> TASK BRIEF
Lines that hold the word "label" should be located and copied.

[Structured figure records]
● ● ● ● ● ● ●
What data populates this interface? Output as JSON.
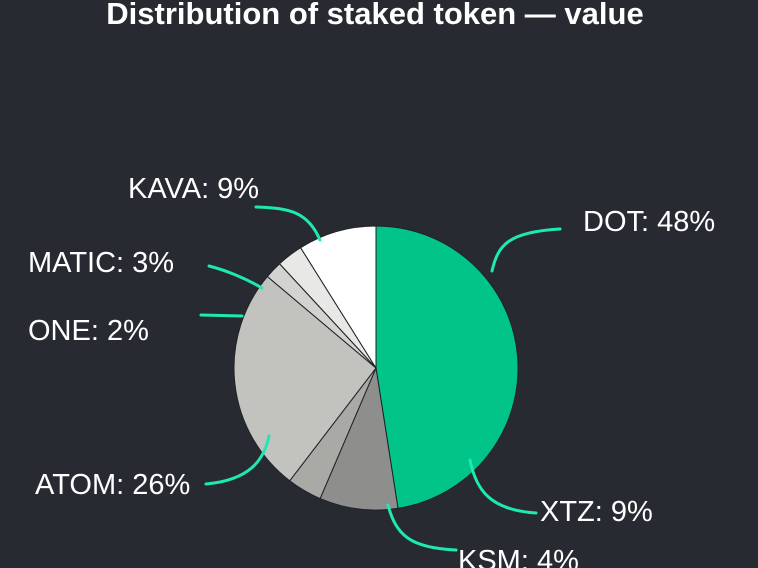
{
  "chart_data": {
    "type": "pie",
    "title": "Distribution of staked token — value",
    "slices": [
      {
        "label": "DOT",
        "percent": 48,
        "display": "DOT: 48%",
        "color": "#00c488"
      },
      {
        "label": "XTZ",
        "percent": 9,
        "display": "XTZ: 9%",
        "color": "#8e8e8c"
      },
      {
        "label": "KSM",
        "percent": 4,
        "display": "KSM: 4%",
        "color": "#a9a9a6"
      },
      {
        "label": "ATOM",
        "percent": 26,
        "display": "ATOM: 26%",
        "color": "#c2c2bf"
      },
      {
        "label": "ONE",
        "percent": 2,
        "display": "ONE: 2%",
        "color": "#d3d3d0"
      },
      {
        "label": "MATIC",
        "percent": 3,
        "display": "MATIC: 3%",
        "color": "#e8e8e6"
      },
      {
        "label": "KAVA",
        "percent": 9,
        "display": "KAVA: 9%",
        "color": "#ffffff"
      }
    ],
    "leader_color": "#1de9b0",
    "background": "#272b31"
  }
}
● ● ● ● ● ● ●
> FINISHED EXERCISE
        "label": "DOT",
        "label": "XTZ",
        "label": "KSM",
        "label": "ATOM",
        "label": "ONE",
        "label": "MATIC",
        "label": "KAVA",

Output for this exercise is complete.